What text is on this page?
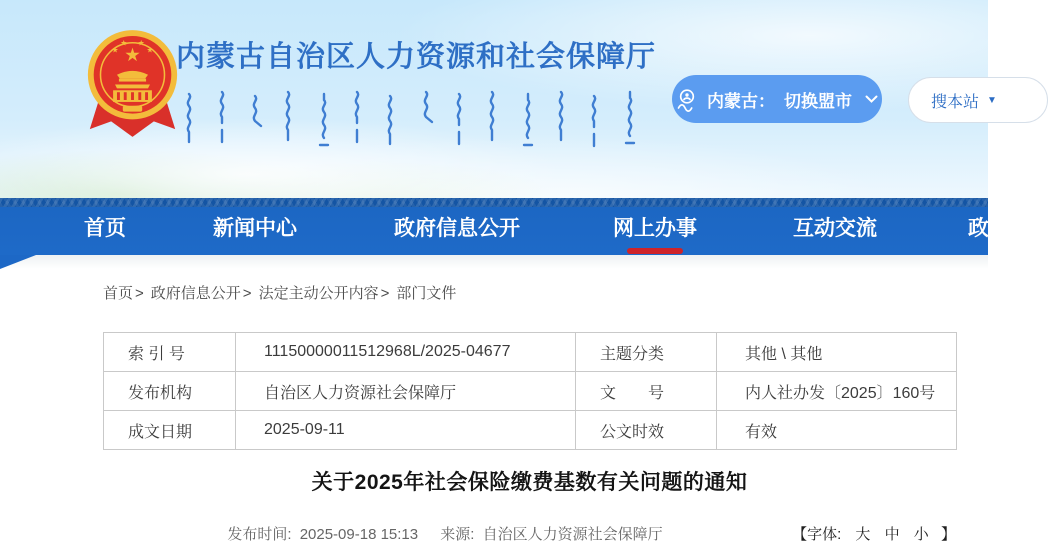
★
★
★ ★
★ 内蒙古自治区人力资源和社会保障厅
内蒙古： 切换盟市	搜本站 ▼
首页	新闻中心	政府信息公开	网上办事	互动交流	政
首页 > 政府信息公开 > 法定主动公开内容 > 部门文件
索 引 号	11150000011512968L/2025-04677	主题分类	其他 \ 其他
发布机构	自治区人力资源社会保障厅	文　　号	内人社办发〔2025〕160号
成文日期	2025-09-11	公文时效	有效
关于2025年社会保险缴费基数有关问题的通知
发布时间: 2025-09-18 15:13 来源: 自治区人力资源社会保障厅	【字体: 大 中 小 】
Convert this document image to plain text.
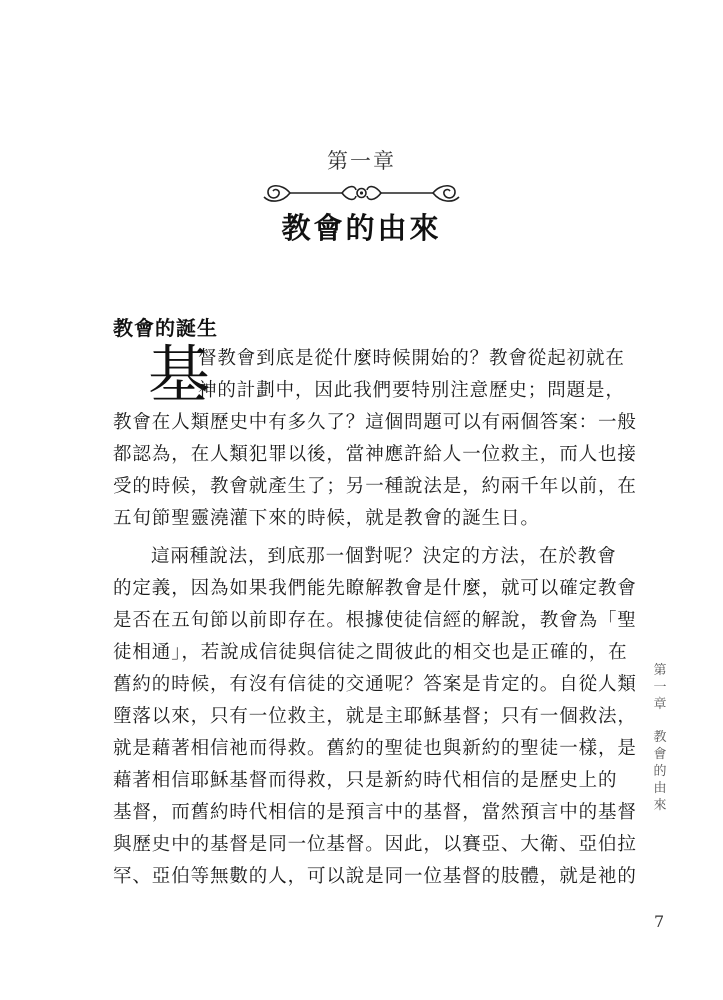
第一章
教會的由來
教會的誕生
基
督教會到底是從什麼時候開始的？教會從起初就在
神的計劃中，因此我們要特別注意歷史；問題是，
教會在人類歷史中有多久了？這個問題可以有兩個答案：一般
都認為，在人類犯罪以後，當神應許給人一位救主，而人也接
受的時候，教會就產生了；另一種說法是，約兩千年以前，在
五旬節聖靈澆灌下來的時候，就是教會的誕生日。
這兩種說法，到底那一個對呢？決定的方法，在於教會
的定義，因為如果我們能先瞭解教會是什麼，就可以確定教會
是否在五旬節以前即存在。根據使徒信經的解說，教會為「聖
徒相通」，若說成信徒與信徒之間彼此的相交也是正確的，在
舊約的時候，有沒有信徒的交通呢？答案是肯定的。自從人類
墮落以來，只有一位救主，就是主耶穌基督；只有一個救法，
就是藉著相信祂而得救。舊約的聖徒也與新約的聖徒一樣，是
藉著相信耶穌基督而得救，只是新約時代相信的是歷史上的
基督，而舊約時代相信的是預言中的基督，當然預言中的基督
與歷史中的基督是同一位基督。因此，以賽亞、大衛、亞伯拉
罕、亞伯等無數的人，可以說是同一位基督的肢體，就是祂的
第一章
教會的由來
7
----------
Exercise directions
Go through the records line by line and count those containing the string "text". Give only the total.

Written response
2